_Exercise task_: Note how many lines hold the string "provide" and give that number without any other words.

_Task data_:
*-*-*
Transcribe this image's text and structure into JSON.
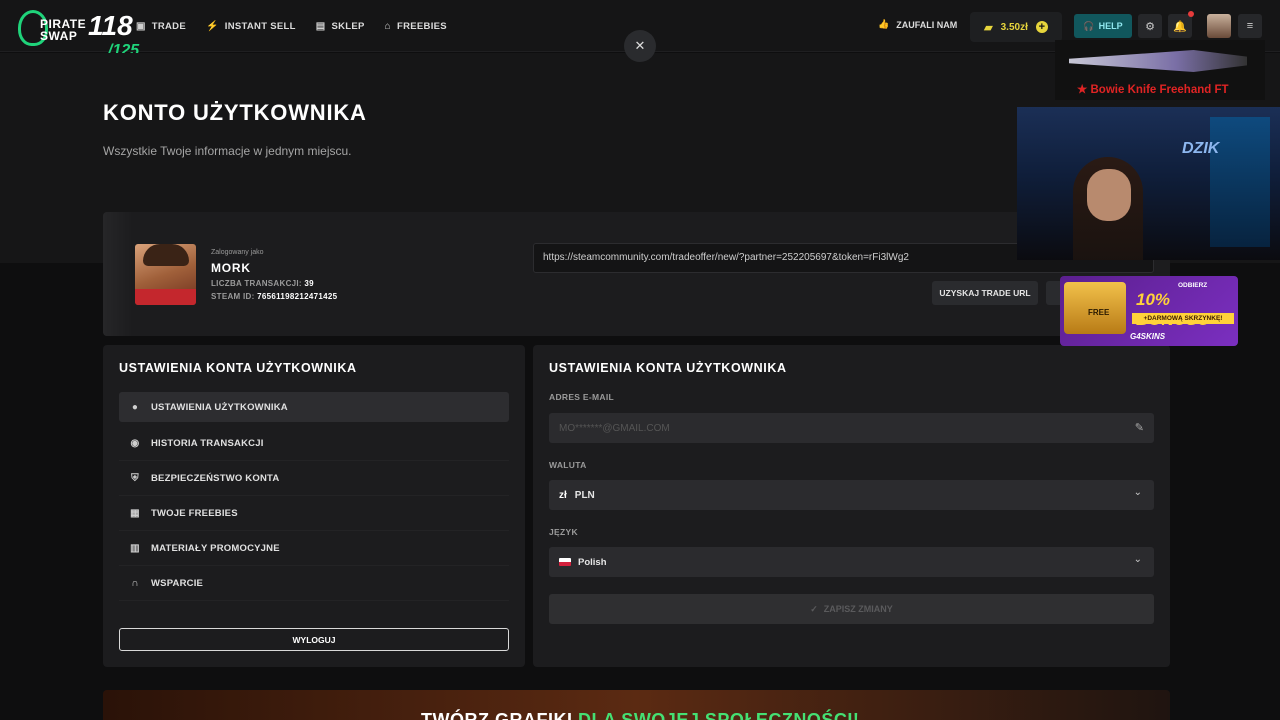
{
  "brand": {
    "name": "PIRATE SWAP",
    "counter": "118",
    "counter_total": "/125"
  },
  "nav": [
    {
      "label": "TRADE",
      "icon": "trade-icon"
    },
    {
      "label": "INSTANT SELL",
      "icon": "bolt-icon"
    },
    {
      "label": "SKLEP",
      "icon": "store-icon"
    },
    {
      "label": "FREEBIES",
      "icon": "gift-icon"
    }
  ],
  "topbar": {
    "trust_label": "ZAUFALI NAM",
    "balance": "3.50zł",
    "help_label": "HELP"
  },
  "hero": {
    "title": "KONTO UŻYTKOWNIKA",
    "subtitle": "Wszystkie Twoje informacje w jednym miejscu."
  },
  "profile": {
    "logged_as_label": "Zalogowany jako",
    "username": "MORK",
    "transactions_label": "LICZBA TRANSAKCJI:",
    "transactions": "39",
    "steam_id_label": "STEAM ID:",
    "steam_id": "76561198212471425",
    "trade_url": "https://steamcommunity.com/tradeoffer/new/?partner=252205697&token=rFi3lWg2",
    "get_trade_url_label": "UZYSKAJ TRADE URL"
  },
  "left_panel": {
    "title": "USTAWIENIA KONTA UŻYTKOWNIKA",
    "menu": [
      {
        "label": "USTAWIENIA UŻYTKOWNIKA",
        "icon": "user-icon"
      },
      {
        "label": "HISTORIA TRANSAKCJI",
        "icon": "history-icon"
      },
      {
        "label": "BEZPIECZEŃSTWO KONTA",
        "icon": "shield-icon"
      },
      {
        "label": "TWOJE FREEBIES",
        "icon": "gift-icon"
      },
      {
        "label": "MATERIAŁY PROMOCYJNE",
        "icon": "briefcase-icon"
      },
      {
        "label": "WSPARCIE",
        "icon": "headset-icon"
      }
    ],
    "logout_label": "WYLOGUJ"
  },
  "right_panel": {
    "title": "USTAWIENIA KONTA UŻYTKOWNIKA",
    "email_label": "ADRES E-MAIL",
    "email_value": "MO*******@GMAIL.COM",
    "currency_label": "WALUTA",
    "currency_symbol": "zł",
    "currency_value": "PLN",
    "language_label": "JĘZYK",
    "language_value": "Polish",
    "save_label": "ZAPISZ ZMIANY"
  },
  "overlays": {
    "knife_label": "★ Bowie Knife Freehand FT",
    "webcam_sign": "DZIK",
    "bonus_top": "ODBIERZ",
    "bonus_pct": "10% BONUSU",
    "bonus_sub": "+DARMOWĄ SKRZYNKĘ!",
    "bonus_brand": "G4SKINS",
    "bonus_chest": "FREE"
  },
  "banner": {
    "text_white": "TWÓRZ GRAFIKI ",
    "text_green": "DLA SWOJEJ SPOŁECZNOŚCI!"
  },
  "colors": {
    "accent_green": "#1fd37a",
    "balance_yellow": "#e7d53c",
    "help_teal": "#11575d"
  }
}
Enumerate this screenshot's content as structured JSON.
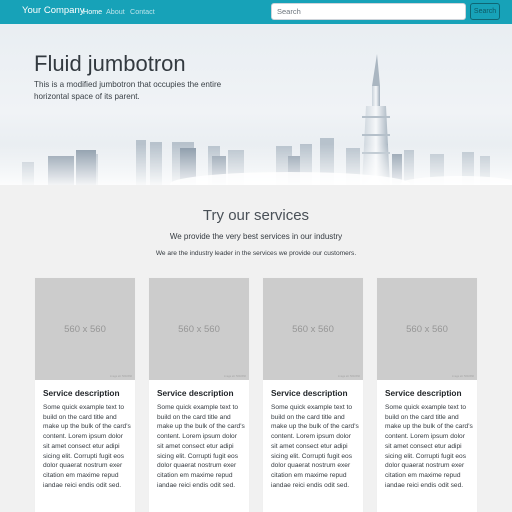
{
  "navbar": {
    "brand": "Your Company",
    "links": [
      {
        "label": "Home",
        "active": true
      },
      {
        "label": "About",
        "active": false
      },
      {
        "label": "Contact",
        "active": false
      }
    ],
    "search_placeholder": "Search",
    "search_button_label": "Search",
    "background_color": "#17a2b8"
  },
  "jumbotron": {
    "title": "Fluid jumbotron",
    "lead": "This is a modified jumbotron that occupies the entire horizontal space of its parent."
  },
  "services": {
    "title": "Try our services",
    "lead": "We provide the very best services in our industry",
    "text": "We are the industry leader in the services we provide our customers."
  },
  "cards": [
    {
      "image_label": "560 x 560",
      "image_credit": "image alt: 560x560",
      "title": "Service description",
      "text": "Some quick example text to build on the card title and make up the bulk of the card's content. Lorem ipsum dolor sit amet consect etur adipi sicing elit. Corrupti fugit eos dolor quaerat nostrum exer citation em maxime repud iandae reici endis odit sed."
    },
    {
      "image_label": "560 x 560",
      "image_credit": "image alt: 560x560",
      "title": "Service description",
      "text": "Some quick example text to build on the card title and make up the bulk of the card's content. Lorem ipsum dolor sit amet consect etur adipi sicing elit. Corrupti fugit eos dolor quaerat nostrum exer citation em maxime repud iandae reici endis odit sed."
    },
    {
      "image_label": "560 x 560",
      "image_credit": "image alt: 560x560",
      "title": "Service description",
      "text": "Some quick example text to build on the card title and make up the bulk of the card's content. Lorem ipsum dolor sit amet consect etur adipi sicing elit. Corrupti fugit eos dolor quaerat nostrum exer citation em maxime repud iandae reici endis odit sed."
    },
    {
      "image_label": "560 x 560",
      "image_credit": "image alt: 560x560",
      "title": "Service description",
      "text": "Some quick example text to build on the card title and make up the bulk of the card's content. Lorem ipsum dolor sit amet consect etur adipi sicing elit. Corrupti fugit eos dolor quaerat nostrum exer citation em maxime repud iandae reici endis odit sed."
    }
  ]
}
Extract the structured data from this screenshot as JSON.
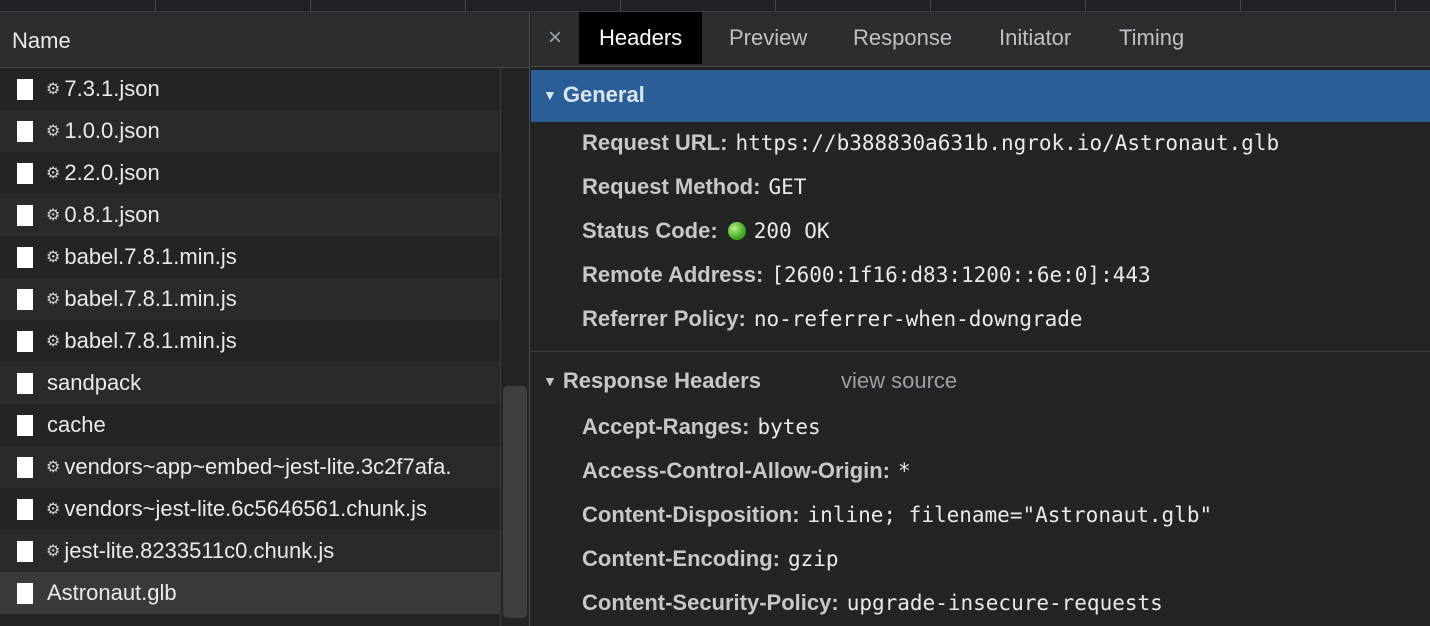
{
  "left_pane": {
    "column_header": "Name",
    "requests": [
      {
        "name": "7.3.1.json",
        "gear": true
      },
      {
        "name": "1.0.0.json",
        "gear": true
      },
      {
        "name": "2.2.0.json",
        "gear": true
      },
      {
        "name": "0.8.1.json",
        "gear": true
      },
      {
        "name": "babel.7.8.1.min.js",
        "gear": true
      },
      {
        "name": "babel.7.8.1.min.js",
        "gear": true
      },
      {
        "name": "babel.7.8.1.min.js",
        "gear": true
      },
      {
        "name": "sandpack",
        "gear": false
      },
      {
        "name": "cache",
        "gear": false
      },
      {
        "name": "vendors~app~embed~jest-lite.3c2f7afa.",
        "gear": true
      },
      {
        "name": "vendors~jest-lite.6c5646561.chunk.js",
        "gear": true
      },
      {
        "name": "jest-lite.8233511c0.chunk.js",
        "gear": true
      },
      {
        "name": "Astronaut.glb",
        "gear": false
      }
    ]
  },
  "tabs": {
    "close": "×",
    "items": [
      "Headers",
      "Preview",
      "Response",
      "Initiator",
      "Timing"
    ],
    "active": "Headers"
  },
  "general": {
    "title": "General",
    "fields": [
      {
        "key": "Request URL:",
        "value": "https://b388830a631b.ngrok.io/Astronaut.glb"
      },
      {
        "key": "Request Method:",
        "value": "GET"
      },
      {
        "key": "Status Code:",
        "value": "200 OK"
      },
      {
        "key": "Remote Address:",
        "value": "[2600:1f16:d83:1200::6e:0]:443"
      },
      {
        "key": "Referrer Policy:",
        "value": "no-referrer-when-downgrade"
      }
    ]
  },
  "response_headers": {
    "title": "Response Headers",
    "view_source": "view source",
    "fields": [
      {
        "key": "Accept-Ranges:",
        "value": "bytes"
      },
      {
        "key": "Access-Control-Allow-Origin:",
        "value": "*"
      },
      {
        "key": "Content-Disposition:",
        "value": "inline; filename=\"Astronaut.glb\""
      },
      {
        "key": "Content-Encoding:",
        "value": "gzip"
      },
      {
        "key": "Content-Security-Policy:",
        "value": "upgrade-insecure-requests"
      }
    ]
  },
  "colors": {
    "section_highlight": "#2b5d96",
    "status_ok": "#3fae1f"
  },
  "icons": {
    "expand": "triangle-down-icon",
    "gear": "gear-icon",
    "file": "file-icon",
    "close": "close-icon"
  }
}
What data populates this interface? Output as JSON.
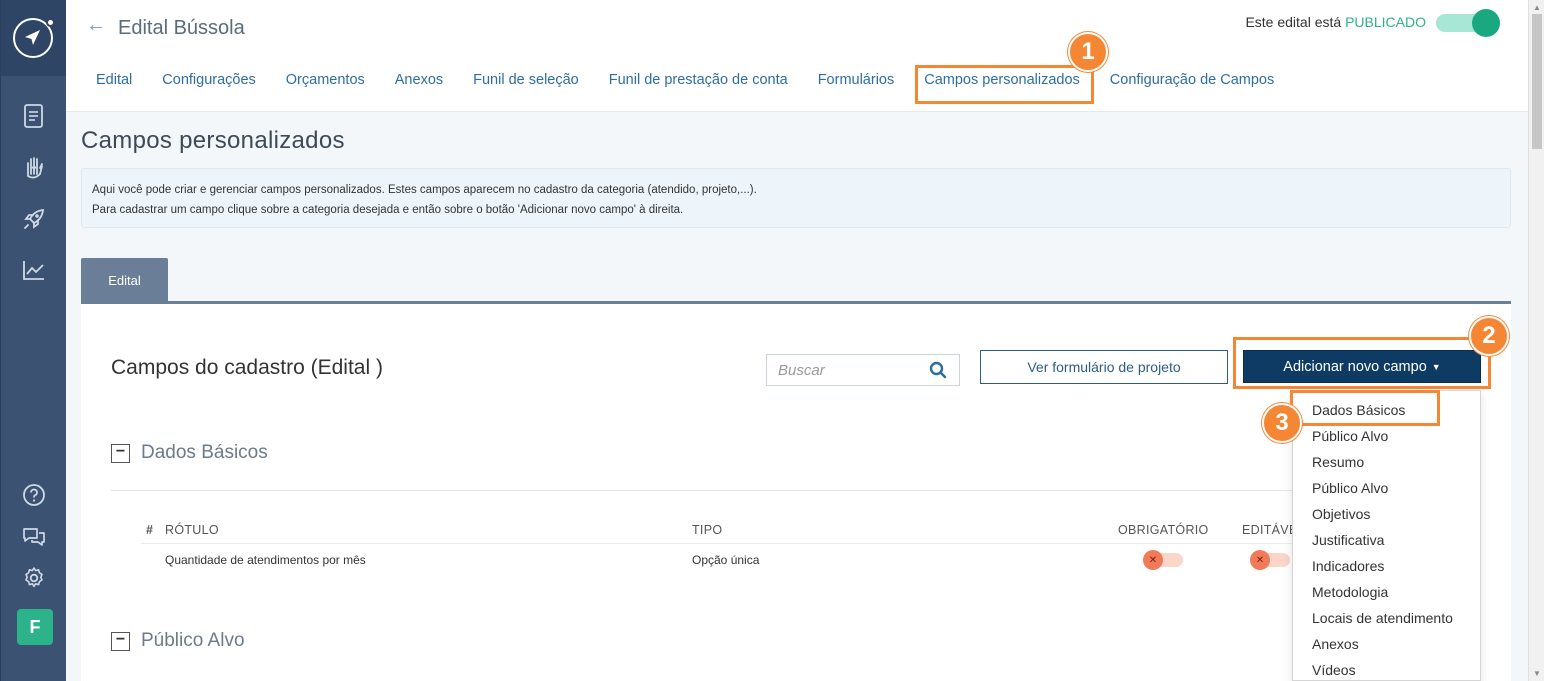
{
  "sidebar": {
    "icons": [
      "compass-icon",
      "document-icon",
      "hand-heart-icon",
      "rocket-icon",
      "chart-icon",
      "help-icon",
      "chat-icon",
      "gear-icon"
    ],
    "avatar_letter": "F"
  },
  "header": {
    "title": "Edital Bússola",
    "status_prefix": "Este edital está",
    "status_value": "PUBLICADO",
    "published": true,
    "tabs": [
      {
        "label": "Edital"
      },
      {
        "label": "Configurações"
      },
      {
        "label": "Orçamentos"
      },
      {
        "label": "Anexos"
      },
      {
        "label": "Funil de seleção"
      },
      {
        "label": "Funil de prestação de conta"
      },
      {
        "label": "Formulários"
      },
      {
        "label": "Campos personalizados",
        "active": true
      },
      {
        "label": "Configuração de Campos"
      }
    ]
  },
  "main": {
    "title": "Campos personalizados",
    "info_line1": "Aqui você pode criar e gerenciar campos personalizados. Estes campos aparecem no cadastro da categoria (atendido, projeto,...).",
    "info_line2": "Para cadastrar um campo clique sobre a categoria desejada e então sobre o botão 'Adicionar novo campo' à direita.",
    "category_tab": "Edital",
    "panel_title": "Campos do cadastro (Edital )",
    "search_placeholder": "Buscar",
    "btn_view_form": "Ver formulário de projeto",
    "btn_add_field": "Adicionar novo campo",
    "groups": [
      {
        "label": "Dados Básicos",
        "toggle": "−",
        "columns": [
          "#",
          "RÓTULO",
          "TIPO",
          "OBRIGATÓRIO",
          "EDITÁVE"
        ],
        "rows": [
          {
            "label": "Quantidade de atendimentos por mês",
            "type": "Opção única",
            "required": false,
            "editable": false
          }
        ]
      },
      {
        "label": "Público Alvo",
        "toggle": "−"
      }
    ]
  },
  "dropdown": {
    "items": [
      "Dados Básicos",
      "Público Alvo",
      "Resumo",
      "Público Alvo",
      "Objetivos",
      "Justificativa",
      "Indicadores",
      "Metodologia",
      "Locais de atendimento",
      "Anexos",
      "Vídeos"
    ]
  },
  "annotations": {
    "badge1": "1",
    "badge2": "2",
    "badge3": "3",
    "color": "#f58634"
  },
  "colors": {
    "sidebar": "#3b5273",
    "primary_button": "#0e3b63",
    "link": "#2e6da4",
    "published": "#2db38a"
  }
}
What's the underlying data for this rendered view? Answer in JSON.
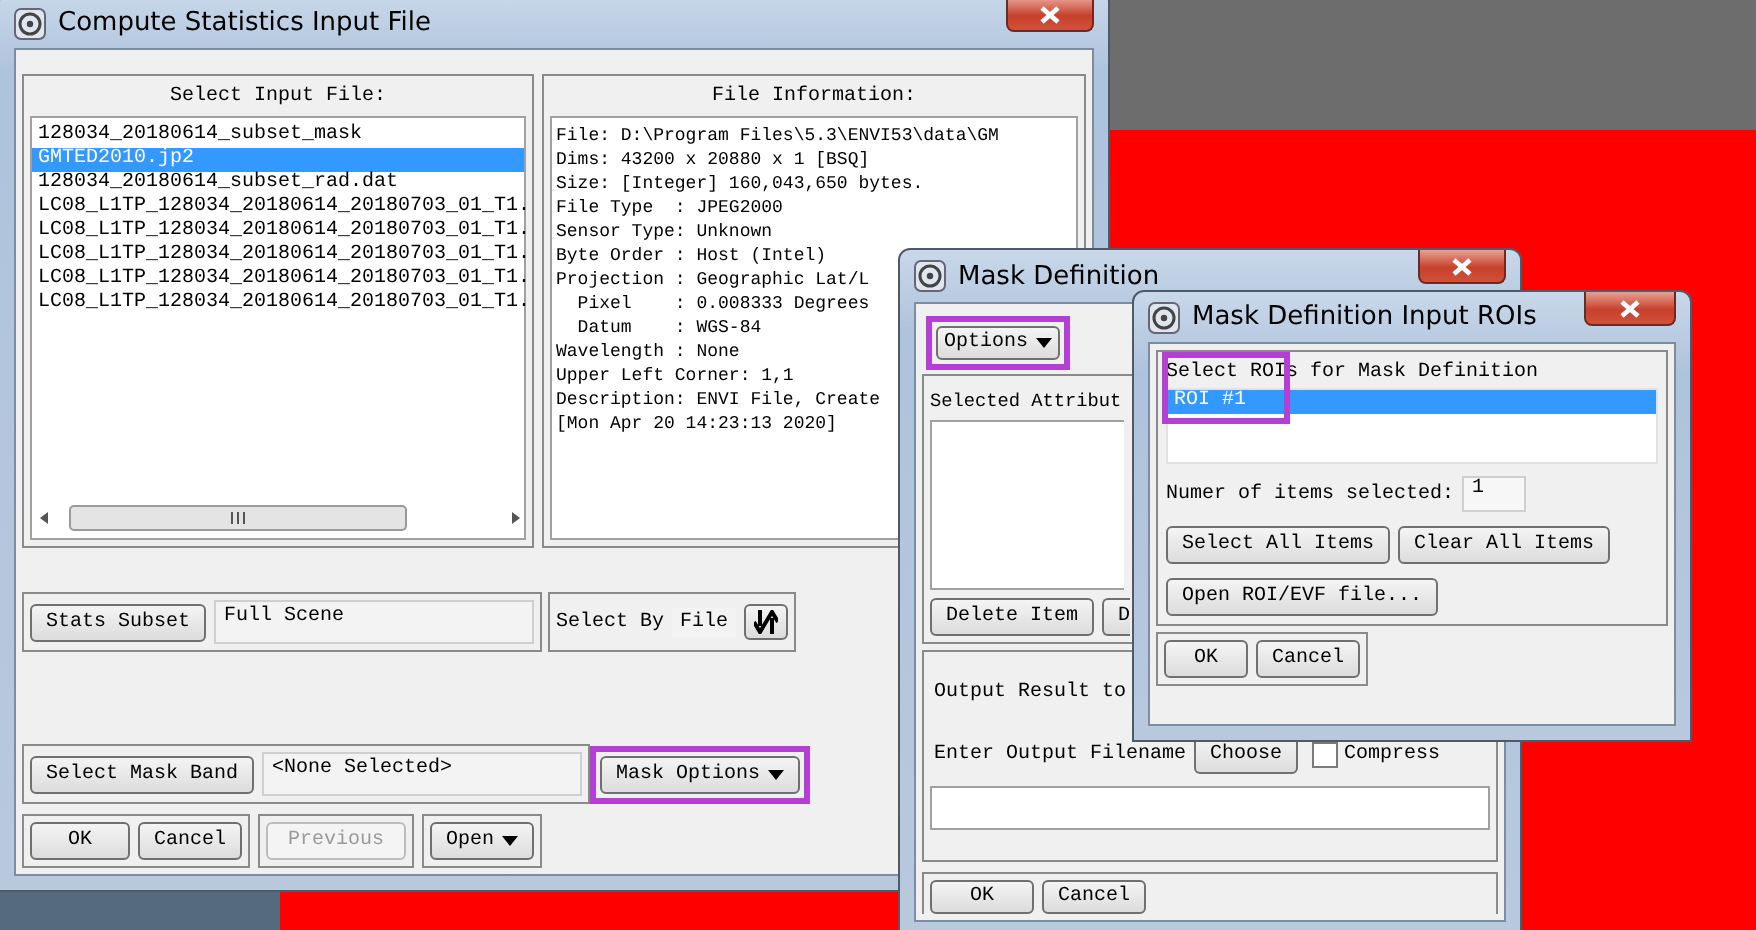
{
  "main_window": {
    "title": "Compute Statistics Input File",
    "input_files": {
      "label": "Select Input File:",
      "items": [
        {
          "name": "128034_20180614_subset_mask",
          "selected": false
        },
        {
          "name": "GMTED2010.jp2",
          "selected": true
        },
        {
          "name": "128034_20180614_subset_rad.dat",
          "selected": false
        },
        {
          "name": "LC08_L1TP_128034_20180614_20180703_01_T1.",
          "selected": false
        },
        {
          "name": "LC08_L1TP_128034_20180614_20180703_01_T1.",
          "selected": false
        },
        {
          "name": "LC08_L1TP_128034_20180614_20180703_01_T1.",
          "selected": false
        },
        {
          "name": "LC08_L1TP_128034_20180614_20180703_01_T1.",
          "selected": false
        },
        {
          "name": "LC08_L1TP_128034_20180614_20180703_01_T1.",
          "selected": false
        }
      ]
    },
    "file_info": {
      "label": "File Information:",
      "lines": [
        "File: D:\\Program Files\\5.3\\ENVI53\\data\\GM",
        "Dims: 43200 x 20880 x 1 [BSQ]",
        "Size: [Integer] 160,043,650 bytes.",
        "File Type  : JPEG2000",
        "Sensor Type: Unknown",
        "Byte Order : Host (Intel)",
        "Projection : Geographic Lat/L",
        "  Pixel    : 0.008333 Degrees",
        "  Datum    : WGS-84",
        "Wavelength : None",
        "Upper Left Corner: 1,1",
        "Description: ENVI File, Create",
        "[Mon Apr 20 14:23:13 2020]"
      ]
    },
    "stats_subset": {
      "button": "Stats Subset",
      "value": "Full Scene"
    },
    "select_by": {
      "label": "Select By",
      "value": "File"
    },
    "mask_band": {
      "button": "Select Mask Band",
      "value": "<None Selected>"
    },
    "mask_options": {
      "label": "Mask Options",
      "highlighted": true
    },
    "dialog_buttons": [
      {
        "label": "OK",
        "disabled": false
      },
      {
        "label": "Cancel",
        "disabled": false
      }
    ],
    "previous_button": {
      "label": "Previous",
      "disabled": true
    },
    "open_button": {
      "label": "Open"
    }
  },
  "mask_definition": {
    "title": "Mask Definition",
    "options": {
      "label": "Options",
      "highlighted": true
    },
    "attributes_label": "Selected Attribut",
    "item_buttons": [
      "Delete Item",
      "D"
    ],
    "output_label": "Output Result to",
    "filename_label": "Enter Output Filename",
    "choose_button": "Choose",
    "compress": {
      "label": "Compress",
      "checked": false
    },
    "buttons": [
      "OK",
      "Cancel"
    ]
  },
  "input_rois": {
    "title": "Mask Definition Input ROIs",
    "label": "Select ROIs for Mask Definition",
    "highlighted": true,
    "items": [
      {
        "name": "ROI #1",
        "selected": true
      }
    ],
    "count_label": "Numer of items selected:",
    "count": "1",
    "buttons": [
      "Select All Items",
      "Clear All Items"
    ],
    "open_button": "Open ROI/EVF file...",
    "dialog_buttons": [
      "OK",
      "Cancel"
    ]
  }
}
*-*-*
_Answer for this exercise_: 2